#### Texto fornecido ####
No mundo da informática, é conhecido como conversão ou portagem, toda vez que um programa de qualquer tipo é transferido da plataforma a qual foi desenvolvido originalmente para outra. Isso também vale para videogames, e conversões fazem parte desse universo desde os primórdios, quando, por exemplo, jogos de computador eram convertidos para consoles, ou jogos de arcades eram convertidos para diferentes modelos de computadores.
Entretanto, quanto maior a diferença técnica, ou seja, capacidade de processamento, recursos gráficos, quantidade de memória, etc; entre o aparelho de origem e o de destino, maior será o desafio de conversão. Em alguns casos, a diferença é tamanha que beira a impossibilidade técnica, o que não impediu algumas produtoras de ainda assim assumirem o desafio, e alguns casos, matarem a bola no peito e meter no fundo do gol.
O artigo de hoje mostra algumas conversões que de tão excepcionais, entraram para a história dos videogames.
Nintendo Switch is Doomed (Panic Button)
#### Itens exibidos ####
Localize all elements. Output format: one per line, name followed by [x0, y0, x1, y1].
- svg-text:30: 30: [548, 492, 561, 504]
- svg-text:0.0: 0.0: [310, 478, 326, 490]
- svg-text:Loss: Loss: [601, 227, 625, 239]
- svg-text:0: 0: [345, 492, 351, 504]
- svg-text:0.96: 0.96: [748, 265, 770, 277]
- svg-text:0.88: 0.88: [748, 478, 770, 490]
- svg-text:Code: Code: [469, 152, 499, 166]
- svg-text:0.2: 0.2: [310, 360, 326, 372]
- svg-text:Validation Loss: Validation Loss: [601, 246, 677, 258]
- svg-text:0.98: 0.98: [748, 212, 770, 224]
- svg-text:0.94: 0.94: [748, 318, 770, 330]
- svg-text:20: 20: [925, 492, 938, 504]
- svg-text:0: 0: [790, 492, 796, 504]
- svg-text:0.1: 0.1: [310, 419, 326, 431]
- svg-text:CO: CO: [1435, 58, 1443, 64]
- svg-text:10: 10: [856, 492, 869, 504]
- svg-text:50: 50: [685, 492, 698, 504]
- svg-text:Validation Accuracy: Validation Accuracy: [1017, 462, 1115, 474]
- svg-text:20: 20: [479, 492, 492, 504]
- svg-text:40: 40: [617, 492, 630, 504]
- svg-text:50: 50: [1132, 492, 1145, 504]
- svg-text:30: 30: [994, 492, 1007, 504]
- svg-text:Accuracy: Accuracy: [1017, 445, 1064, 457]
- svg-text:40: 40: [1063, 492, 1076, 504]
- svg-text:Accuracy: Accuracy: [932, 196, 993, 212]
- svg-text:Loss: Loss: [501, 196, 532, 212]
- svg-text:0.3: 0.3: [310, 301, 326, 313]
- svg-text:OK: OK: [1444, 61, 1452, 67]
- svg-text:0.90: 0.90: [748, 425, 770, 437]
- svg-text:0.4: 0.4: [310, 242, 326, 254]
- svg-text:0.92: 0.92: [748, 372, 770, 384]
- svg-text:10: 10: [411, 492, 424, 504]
####
- [Objetivo proposto A]
Responda com base no texto sobre conversões de jogos:
(i) Que nomes recebe, na informática, a transferência de um programa da plataforma em que foi desenvolvido para outra?
(ii) Segundo o texto, o que faz o desafio de conversão ser maior?
(iii) O que o artigo de hoje mostra?
- [Objetivo proposto B]
Devolva, sem nenhuma alteração, o trecho do texto sobre conversões de jogos que se inicia nas palavras que contêm "No mundo da" e se encerra em "fundo do gol.".

- [Resposta esperada A]
(i) Conversão ou portagem.
(ii) Quanto maior a diferença técnica entre o aparelho de origem e o de destino, maior será o desafio de conversão.
(iii) Algumas conversões que, de tão excepcionais, entraram para a história dos videogames.

- [Resposta esperada B]
No mundo da informática, é conhecido como conversão ou portagem, toda vez que um programa de qualquer tipo é transferido da plataforma a qual foi desenvolvido originalmente para outra. Isso também vale para videogames, e conversões fazem parte desse universo desde os primórdios, quando, por exemplo, jogos de computador eram convertidos para consoles, ou jogos de arcades eram convertidos para diferentes modelos de computadores.
Entretanto, quanto maior a diferença técnica, ou seja, capacidade de processamento, recursos gráficos, quantidade de memória, etc; entre o aparelho de origem e o de destino, maior será o desafio de conversão. Em alguns casos, a diferença é tamanha que beira a impossibilidade técnica, o que não impediu algumas produtoras de ainda assim assumirem o desafio, e alguns casos, matarem a bola no peito e meter no fundo do gol.